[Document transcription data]
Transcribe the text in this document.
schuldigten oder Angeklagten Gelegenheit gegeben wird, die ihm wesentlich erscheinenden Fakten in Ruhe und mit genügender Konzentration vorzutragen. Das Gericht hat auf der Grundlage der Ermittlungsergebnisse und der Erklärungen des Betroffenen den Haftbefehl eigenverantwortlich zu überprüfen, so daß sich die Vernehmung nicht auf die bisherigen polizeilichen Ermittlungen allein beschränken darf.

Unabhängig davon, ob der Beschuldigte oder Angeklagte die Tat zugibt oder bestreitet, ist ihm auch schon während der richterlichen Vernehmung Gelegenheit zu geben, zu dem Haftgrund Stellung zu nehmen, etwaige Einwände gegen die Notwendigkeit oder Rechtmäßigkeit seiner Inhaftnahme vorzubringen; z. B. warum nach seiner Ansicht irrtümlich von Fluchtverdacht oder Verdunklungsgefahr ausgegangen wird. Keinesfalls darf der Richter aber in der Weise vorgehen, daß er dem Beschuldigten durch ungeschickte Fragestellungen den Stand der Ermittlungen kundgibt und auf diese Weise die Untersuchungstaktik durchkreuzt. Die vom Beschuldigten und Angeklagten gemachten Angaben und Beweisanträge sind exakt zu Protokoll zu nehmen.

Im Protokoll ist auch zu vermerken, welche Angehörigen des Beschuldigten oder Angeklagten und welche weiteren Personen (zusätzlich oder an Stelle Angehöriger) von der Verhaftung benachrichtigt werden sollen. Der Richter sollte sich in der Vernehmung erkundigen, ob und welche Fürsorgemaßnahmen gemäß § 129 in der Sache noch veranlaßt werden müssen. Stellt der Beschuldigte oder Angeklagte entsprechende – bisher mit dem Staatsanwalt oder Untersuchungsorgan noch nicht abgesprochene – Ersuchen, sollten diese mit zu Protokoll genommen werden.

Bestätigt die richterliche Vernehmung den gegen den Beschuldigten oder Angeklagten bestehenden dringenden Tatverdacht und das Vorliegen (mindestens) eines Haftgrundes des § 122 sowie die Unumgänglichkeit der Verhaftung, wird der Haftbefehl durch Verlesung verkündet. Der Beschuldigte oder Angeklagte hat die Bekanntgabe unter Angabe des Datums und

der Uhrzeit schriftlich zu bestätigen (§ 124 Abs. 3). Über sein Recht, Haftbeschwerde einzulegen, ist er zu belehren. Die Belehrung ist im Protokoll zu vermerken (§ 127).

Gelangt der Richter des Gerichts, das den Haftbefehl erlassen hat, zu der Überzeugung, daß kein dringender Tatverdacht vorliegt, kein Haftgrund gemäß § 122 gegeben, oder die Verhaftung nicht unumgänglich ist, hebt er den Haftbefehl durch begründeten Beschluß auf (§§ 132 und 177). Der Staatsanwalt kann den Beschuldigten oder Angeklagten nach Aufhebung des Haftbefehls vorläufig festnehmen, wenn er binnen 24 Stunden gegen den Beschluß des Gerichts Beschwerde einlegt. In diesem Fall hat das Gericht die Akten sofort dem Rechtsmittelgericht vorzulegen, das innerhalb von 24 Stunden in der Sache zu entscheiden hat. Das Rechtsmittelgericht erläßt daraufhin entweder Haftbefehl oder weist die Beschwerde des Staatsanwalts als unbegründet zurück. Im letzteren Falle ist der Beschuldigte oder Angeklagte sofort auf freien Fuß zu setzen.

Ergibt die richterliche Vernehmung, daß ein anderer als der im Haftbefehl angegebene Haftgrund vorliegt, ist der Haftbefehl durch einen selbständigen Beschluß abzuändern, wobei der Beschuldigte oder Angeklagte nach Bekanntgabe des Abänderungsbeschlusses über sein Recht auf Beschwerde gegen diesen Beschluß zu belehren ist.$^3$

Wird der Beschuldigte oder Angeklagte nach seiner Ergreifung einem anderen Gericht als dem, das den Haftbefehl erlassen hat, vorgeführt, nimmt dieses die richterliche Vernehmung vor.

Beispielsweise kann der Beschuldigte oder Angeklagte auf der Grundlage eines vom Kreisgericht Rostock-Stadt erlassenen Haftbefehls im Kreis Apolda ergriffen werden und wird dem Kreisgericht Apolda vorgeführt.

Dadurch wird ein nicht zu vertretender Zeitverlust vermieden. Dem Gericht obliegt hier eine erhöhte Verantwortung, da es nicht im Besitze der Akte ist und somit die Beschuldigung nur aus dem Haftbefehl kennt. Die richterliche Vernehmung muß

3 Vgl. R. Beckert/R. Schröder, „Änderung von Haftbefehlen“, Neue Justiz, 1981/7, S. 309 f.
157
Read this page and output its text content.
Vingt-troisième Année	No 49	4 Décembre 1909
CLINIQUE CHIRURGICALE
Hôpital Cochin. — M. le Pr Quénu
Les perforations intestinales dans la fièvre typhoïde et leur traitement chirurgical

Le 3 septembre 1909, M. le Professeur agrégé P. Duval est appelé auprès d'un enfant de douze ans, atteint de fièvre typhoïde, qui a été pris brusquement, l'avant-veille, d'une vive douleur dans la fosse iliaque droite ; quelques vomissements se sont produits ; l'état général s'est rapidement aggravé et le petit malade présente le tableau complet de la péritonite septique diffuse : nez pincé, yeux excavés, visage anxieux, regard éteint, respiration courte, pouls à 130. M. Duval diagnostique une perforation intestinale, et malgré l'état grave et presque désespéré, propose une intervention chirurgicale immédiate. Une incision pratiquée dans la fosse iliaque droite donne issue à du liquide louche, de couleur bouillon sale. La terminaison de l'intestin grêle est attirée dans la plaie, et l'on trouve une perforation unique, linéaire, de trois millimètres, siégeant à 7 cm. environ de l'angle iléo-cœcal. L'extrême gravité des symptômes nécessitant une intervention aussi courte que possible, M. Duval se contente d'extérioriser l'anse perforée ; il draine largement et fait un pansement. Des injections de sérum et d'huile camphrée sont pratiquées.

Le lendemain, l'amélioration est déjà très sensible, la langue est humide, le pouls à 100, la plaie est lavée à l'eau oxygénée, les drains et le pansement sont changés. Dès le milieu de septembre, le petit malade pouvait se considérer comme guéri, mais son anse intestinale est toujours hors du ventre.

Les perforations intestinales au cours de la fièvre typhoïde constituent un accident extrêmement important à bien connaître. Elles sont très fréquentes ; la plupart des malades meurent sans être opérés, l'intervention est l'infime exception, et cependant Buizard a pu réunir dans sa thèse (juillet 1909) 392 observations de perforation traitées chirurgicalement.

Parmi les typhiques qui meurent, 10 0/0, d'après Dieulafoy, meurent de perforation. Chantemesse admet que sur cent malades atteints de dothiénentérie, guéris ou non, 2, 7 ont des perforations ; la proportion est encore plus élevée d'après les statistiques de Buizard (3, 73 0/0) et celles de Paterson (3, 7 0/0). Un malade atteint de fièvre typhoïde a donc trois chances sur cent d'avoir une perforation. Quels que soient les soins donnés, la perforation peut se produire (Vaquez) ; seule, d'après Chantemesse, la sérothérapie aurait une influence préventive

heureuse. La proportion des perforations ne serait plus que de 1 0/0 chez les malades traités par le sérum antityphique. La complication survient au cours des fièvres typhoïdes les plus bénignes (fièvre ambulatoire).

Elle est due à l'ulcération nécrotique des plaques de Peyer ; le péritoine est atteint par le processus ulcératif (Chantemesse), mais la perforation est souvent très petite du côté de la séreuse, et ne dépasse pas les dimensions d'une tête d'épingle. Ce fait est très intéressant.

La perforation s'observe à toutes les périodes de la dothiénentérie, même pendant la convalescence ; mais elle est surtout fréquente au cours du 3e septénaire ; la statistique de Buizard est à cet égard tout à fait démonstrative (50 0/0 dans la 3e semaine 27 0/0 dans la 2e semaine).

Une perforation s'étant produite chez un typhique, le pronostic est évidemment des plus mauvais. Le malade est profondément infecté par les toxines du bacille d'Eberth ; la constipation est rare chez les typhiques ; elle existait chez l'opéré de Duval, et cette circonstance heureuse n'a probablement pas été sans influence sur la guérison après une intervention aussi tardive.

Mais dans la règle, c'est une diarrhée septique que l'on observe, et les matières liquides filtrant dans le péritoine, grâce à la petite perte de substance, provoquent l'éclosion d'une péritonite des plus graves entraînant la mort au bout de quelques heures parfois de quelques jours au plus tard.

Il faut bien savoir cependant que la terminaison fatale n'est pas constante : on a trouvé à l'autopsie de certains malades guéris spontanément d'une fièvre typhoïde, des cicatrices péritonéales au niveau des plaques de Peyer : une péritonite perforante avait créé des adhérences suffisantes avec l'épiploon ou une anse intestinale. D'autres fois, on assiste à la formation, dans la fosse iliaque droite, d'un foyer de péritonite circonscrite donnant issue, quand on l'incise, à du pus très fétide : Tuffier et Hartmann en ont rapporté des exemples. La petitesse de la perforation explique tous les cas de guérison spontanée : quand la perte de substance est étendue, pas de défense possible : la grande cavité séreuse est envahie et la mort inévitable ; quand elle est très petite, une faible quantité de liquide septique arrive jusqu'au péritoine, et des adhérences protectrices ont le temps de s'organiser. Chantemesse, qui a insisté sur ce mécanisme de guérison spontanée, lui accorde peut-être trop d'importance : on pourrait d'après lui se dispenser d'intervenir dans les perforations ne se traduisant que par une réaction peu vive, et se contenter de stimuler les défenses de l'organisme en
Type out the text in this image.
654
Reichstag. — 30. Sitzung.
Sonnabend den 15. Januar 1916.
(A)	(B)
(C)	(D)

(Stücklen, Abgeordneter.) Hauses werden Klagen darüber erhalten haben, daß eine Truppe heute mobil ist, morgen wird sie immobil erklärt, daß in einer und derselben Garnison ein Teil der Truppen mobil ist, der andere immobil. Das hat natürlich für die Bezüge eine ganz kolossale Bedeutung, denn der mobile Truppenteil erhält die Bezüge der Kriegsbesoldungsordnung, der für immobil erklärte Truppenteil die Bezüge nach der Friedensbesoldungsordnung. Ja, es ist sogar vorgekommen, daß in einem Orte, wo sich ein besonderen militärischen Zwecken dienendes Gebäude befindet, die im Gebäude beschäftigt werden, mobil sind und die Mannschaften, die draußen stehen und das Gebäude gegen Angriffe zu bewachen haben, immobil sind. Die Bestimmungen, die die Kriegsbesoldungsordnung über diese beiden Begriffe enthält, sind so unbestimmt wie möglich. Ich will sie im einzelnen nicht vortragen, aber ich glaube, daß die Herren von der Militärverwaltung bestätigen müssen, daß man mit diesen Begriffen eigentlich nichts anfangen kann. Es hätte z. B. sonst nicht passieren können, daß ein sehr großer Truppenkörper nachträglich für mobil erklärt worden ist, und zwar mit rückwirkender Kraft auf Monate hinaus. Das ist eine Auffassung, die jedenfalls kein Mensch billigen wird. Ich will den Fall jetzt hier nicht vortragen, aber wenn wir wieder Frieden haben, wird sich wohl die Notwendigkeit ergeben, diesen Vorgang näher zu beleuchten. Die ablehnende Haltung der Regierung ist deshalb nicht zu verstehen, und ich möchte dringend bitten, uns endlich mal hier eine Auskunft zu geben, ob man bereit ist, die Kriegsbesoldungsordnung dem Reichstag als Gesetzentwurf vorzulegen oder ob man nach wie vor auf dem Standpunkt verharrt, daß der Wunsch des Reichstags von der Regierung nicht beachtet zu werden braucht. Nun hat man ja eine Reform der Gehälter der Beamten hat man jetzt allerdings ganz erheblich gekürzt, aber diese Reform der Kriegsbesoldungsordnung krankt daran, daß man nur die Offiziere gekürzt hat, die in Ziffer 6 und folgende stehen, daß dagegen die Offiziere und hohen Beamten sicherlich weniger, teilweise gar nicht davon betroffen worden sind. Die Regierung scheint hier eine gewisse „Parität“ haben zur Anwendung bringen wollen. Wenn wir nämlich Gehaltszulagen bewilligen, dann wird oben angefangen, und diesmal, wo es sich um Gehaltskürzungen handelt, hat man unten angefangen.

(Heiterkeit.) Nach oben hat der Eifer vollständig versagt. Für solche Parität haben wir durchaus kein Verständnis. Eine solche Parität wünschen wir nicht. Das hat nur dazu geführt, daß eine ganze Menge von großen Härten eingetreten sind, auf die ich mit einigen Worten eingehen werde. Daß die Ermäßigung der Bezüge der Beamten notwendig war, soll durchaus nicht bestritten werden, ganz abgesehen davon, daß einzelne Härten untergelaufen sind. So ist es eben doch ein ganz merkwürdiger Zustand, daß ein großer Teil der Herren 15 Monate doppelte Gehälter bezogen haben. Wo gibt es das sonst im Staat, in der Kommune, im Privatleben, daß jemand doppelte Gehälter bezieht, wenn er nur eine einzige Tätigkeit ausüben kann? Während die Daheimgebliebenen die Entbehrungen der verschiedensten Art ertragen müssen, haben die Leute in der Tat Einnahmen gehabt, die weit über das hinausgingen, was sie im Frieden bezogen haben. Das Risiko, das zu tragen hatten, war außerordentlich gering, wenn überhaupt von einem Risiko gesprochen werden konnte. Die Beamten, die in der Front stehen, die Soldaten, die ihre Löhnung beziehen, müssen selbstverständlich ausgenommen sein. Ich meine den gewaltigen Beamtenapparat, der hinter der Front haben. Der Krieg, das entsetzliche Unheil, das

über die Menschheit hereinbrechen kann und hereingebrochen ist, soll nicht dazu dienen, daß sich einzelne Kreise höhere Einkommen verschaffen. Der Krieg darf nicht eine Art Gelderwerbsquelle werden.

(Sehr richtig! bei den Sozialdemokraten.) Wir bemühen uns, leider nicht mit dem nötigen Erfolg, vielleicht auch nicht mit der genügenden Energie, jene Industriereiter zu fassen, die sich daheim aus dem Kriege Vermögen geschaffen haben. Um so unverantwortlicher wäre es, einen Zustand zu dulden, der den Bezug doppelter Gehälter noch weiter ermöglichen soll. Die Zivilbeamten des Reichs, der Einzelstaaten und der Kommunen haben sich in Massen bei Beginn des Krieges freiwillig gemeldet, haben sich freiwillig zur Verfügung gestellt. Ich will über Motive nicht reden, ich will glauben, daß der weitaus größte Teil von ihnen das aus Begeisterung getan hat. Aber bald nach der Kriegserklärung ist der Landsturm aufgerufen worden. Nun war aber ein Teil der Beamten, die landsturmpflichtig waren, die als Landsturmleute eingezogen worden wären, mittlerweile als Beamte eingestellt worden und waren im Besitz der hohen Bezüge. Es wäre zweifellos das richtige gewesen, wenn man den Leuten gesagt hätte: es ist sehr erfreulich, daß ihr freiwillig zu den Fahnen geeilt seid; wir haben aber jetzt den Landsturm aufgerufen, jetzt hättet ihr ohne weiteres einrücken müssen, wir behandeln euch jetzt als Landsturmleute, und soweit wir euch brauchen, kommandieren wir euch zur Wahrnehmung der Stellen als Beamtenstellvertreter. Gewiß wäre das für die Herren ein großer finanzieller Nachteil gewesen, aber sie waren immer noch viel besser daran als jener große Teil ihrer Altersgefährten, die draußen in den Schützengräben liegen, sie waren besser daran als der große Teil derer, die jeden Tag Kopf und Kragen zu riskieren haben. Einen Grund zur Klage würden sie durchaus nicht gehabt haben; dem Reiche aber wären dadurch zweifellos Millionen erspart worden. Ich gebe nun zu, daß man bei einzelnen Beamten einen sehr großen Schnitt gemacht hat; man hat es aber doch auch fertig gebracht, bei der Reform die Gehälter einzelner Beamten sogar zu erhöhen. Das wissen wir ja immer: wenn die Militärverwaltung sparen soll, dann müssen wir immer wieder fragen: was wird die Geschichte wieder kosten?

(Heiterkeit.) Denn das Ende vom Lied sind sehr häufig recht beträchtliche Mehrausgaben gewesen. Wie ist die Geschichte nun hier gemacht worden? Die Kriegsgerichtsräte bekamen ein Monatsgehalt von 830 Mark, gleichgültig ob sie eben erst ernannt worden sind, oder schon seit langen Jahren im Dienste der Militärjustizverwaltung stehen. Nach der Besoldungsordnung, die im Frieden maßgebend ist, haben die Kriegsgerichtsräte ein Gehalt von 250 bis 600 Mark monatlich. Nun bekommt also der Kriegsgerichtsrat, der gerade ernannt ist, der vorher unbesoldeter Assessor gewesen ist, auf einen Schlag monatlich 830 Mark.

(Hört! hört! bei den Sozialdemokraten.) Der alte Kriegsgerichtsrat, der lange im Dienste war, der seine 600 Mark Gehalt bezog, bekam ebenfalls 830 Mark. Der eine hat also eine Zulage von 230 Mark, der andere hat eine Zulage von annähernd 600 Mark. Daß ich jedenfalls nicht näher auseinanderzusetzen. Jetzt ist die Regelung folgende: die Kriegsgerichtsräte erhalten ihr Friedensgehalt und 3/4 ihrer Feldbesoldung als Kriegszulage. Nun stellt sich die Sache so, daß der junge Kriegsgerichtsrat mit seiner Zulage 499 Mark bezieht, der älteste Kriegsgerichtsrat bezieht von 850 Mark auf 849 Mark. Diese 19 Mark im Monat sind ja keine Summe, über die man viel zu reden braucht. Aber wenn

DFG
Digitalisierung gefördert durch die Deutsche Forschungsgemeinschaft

#### What the task asks:
Your answer must be a copy of every line in the data above that holds the string "vorgeführt".

#### The completed task:
Wird der Beschuldigte oder Angeklagte nach seiner Ergreifung einem anderen Gericht als dem, das den Haftbefehl erlassen hat, vorgeführt, nimmt dieses die richterliche Vernehmung vor.
Beispielsweise kann der Beschuldigte oder Angeklagte auf der Grundlage eines vom Kreisgericht Rostock-Stadt erlassenen Haftbefehls im Kreis Apolda ergriffen werden und wird dem Kreisgericht Apolda vorgeführt.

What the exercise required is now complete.